◆ **Exercise inputs**
begin
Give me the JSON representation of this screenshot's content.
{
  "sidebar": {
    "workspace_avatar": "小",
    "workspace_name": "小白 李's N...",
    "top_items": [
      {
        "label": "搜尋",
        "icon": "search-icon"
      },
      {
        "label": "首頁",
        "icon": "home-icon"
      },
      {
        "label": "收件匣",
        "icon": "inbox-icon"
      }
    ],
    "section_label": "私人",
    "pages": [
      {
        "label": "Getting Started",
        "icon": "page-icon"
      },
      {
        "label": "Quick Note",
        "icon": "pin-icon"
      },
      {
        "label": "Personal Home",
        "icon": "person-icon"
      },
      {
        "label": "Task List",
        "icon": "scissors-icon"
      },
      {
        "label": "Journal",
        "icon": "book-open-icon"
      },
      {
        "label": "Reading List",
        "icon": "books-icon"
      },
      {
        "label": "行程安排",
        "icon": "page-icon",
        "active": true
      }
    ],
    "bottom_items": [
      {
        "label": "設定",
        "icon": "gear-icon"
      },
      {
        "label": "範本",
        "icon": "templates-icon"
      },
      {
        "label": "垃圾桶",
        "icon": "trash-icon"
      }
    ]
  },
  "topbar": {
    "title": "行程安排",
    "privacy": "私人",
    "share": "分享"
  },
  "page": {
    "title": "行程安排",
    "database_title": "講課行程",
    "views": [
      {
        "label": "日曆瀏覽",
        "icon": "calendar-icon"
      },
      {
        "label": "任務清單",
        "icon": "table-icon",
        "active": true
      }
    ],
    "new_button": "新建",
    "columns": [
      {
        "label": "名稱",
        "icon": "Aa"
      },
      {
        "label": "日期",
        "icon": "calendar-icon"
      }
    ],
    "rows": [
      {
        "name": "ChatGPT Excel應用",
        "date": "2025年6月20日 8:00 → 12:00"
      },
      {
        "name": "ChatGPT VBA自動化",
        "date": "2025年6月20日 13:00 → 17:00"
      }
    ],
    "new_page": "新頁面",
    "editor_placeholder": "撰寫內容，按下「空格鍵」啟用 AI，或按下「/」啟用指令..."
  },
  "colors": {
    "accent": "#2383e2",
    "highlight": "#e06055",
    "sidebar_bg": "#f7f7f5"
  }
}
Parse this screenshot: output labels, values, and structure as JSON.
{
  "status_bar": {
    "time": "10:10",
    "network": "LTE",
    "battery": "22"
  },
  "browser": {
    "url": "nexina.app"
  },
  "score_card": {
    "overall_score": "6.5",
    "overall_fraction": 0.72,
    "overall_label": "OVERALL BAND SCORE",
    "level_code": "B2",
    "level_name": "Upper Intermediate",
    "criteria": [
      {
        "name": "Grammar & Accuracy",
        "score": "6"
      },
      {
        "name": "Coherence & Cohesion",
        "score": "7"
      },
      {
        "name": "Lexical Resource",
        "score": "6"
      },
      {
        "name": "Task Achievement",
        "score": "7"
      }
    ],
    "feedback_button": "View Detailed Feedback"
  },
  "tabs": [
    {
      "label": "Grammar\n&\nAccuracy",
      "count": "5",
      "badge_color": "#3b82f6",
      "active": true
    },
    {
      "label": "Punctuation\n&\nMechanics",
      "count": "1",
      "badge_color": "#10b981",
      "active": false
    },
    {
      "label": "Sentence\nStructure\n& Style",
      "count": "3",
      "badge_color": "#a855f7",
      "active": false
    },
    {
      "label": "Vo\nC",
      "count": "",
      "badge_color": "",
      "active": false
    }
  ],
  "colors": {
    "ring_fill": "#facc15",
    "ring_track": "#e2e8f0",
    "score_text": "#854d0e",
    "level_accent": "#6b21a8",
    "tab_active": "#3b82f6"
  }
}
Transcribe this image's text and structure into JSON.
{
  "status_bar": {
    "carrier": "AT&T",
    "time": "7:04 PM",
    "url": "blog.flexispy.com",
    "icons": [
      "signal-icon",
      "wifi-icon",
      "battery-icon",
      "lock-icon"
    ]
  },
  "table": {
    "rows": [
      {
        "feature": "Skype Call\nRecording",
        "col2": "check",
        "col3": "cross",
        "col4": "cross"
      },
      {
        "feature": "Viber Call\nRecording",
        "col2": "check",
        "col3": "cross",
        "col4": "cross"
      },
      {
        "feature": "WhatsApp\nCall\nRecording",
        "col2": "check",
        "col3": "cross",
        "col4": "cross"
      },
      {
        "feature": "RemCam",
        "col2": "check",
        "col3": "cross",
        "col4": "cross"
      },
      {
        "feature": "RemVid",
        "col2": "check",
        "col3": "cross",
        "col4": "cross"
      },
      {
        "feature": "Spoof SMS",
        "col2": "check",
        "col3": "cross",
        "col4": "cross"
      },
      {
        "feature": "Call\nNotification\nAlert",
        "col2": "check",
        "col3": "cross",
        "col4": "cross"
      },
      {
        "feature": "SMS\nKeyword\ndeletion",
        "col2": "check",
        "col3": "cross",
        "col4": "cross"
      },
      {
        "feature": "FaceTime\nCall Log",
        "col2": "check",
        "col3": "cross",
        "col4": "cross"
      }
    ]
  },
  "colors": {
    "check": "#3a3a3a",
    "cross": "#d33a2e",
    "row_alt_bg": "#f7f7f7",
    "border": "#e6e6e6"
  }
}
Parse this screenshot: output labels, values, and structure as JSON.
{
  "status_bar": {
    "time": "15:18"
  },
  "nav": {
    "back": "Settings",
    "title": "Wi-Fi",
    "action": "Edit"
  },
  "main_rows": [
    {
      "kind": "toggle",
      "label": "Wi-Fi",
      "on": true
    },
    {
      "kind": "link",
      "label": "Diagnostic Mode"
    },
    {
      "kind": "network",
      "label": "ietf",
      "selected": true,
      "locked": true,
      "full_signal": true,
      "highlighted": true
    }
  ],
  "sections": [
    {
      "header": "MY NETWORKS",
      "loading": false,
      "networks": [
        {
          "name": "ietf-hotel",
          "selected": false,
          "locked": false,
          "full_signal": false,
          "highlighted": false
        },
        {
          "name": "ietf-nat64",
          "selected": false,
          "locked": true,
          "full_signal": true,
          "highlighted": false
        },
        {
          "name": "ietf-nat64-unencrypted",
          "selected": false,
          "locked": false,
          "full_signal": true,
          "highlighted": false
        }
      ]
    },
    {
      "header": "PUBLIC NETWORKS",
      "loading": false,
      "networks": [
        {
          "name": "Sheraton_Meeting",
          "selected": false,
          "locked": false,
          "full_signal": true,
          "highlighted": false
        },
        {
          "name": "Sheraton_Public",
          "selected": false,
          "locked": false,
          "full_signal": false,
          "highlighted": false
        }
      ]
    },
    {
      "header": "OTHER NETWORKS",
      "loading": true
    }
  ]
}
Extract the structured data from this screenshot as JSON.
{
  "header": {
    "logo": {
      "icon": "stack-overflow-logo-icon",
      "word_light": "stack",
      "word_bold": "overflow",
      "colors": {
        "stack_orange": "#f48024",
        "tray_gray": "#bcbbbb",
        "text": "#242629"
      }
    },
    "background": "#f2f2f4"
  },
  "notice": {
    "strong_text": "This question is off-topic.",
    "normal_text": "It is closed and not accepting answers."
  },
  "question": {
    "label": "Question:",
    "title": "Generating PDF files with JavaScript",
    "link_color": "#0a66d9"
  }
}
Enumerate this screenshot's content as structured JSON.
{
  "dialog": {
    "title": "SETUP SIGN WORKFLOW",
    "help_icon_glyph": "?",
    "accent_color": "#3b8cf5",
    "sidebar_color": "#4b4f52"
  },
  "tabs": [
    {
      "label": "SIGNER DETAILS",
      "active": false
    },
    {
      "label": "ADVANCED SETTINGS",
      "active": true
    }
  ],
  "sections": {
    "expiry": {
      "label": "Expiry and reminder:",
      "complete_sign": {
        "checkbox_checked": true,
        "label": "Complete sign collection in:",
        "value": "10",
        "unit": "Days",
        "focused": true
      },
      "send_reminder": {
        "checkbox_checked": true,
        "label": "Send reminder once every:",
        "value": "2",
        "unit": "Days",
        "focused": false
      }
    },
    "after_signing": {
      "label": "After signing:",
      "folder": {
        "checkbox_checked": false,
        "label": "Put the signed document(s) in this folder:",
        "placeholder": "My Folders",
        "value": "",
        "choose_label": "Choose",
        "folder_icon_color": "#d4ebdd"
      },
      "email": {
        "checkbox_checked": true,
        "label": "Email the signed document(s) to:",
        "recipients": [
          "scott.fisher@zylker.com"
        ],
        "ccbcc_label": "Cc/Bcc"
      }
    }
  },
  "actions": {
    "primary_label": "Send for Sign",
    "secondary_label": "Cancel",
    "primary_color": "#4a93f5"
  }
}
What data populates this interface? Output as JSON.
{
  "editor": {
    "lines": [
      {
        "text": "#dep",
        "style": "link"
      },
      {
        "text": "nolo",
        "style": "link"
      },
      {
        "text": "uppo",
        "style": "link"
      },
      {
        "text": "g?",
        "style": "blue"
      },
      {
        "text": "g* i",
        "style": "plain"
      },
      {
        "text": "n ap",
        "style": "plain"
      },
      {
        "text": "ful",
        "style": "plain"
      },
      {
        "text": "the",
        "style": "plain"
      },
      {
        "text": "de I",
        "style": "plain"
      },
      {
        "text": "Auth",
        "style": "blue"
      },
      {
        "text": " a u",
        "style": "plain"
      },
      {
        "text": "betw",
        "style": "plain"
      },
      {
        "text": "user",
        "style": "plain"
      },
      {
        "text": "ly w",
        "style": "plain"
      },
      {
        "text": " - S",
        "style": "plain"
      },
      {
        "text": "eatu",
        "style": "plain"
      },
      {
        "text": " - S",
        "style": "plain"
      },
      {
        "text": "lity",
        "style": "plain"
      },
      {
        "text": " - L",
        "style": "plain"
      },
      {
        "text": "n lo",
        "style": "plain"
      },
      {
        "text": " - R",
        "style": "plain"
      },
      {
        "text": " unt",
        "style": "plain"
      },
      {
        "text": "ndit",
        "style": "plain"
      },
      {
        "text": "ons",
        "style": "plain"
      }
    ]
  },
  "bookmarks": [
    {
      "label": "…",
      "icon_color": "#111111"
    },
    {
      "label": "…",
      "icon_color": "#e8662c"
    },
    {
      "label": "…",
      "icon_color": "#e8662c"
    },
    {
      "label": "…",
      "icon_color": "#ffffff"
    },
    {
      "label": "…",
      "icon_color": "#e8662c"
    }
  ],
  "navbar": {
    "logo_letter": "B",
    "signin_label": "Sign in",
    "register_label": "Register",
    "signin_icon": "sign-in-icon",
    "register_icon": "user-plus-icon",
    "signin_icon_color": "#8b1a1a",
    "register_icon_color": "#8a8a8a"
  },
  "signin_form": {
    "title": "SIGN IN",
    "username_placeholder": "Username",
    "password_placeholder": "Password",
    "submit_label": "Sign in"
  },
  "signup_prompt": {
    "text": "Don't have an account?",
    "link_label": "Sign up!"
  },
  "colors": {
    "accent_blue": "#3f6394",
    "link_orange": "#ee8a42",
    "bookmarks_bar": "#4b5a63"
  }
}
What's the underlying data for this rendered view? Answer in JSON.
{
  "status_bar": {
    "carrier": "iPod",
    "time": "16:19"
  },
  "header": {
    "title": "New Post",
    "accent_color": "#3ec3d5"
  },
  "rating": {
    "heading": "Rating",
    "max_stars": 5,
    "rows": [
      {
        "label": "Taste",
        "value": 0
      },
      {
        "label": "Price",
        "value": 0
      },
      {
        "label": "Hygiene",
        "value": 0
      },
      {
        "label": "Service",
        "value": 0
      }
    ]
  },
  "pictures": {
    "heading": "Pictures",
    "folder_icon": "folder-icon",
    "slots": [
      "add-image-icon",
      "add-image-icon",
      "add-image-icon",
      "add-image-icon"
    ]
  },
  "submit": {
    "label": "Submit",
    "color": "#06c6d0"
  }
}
end
Pull out every line of the entries that includes the word "Task".

◆ **Written reply**
        "label": "Task List",
        "name": "Task Achievement",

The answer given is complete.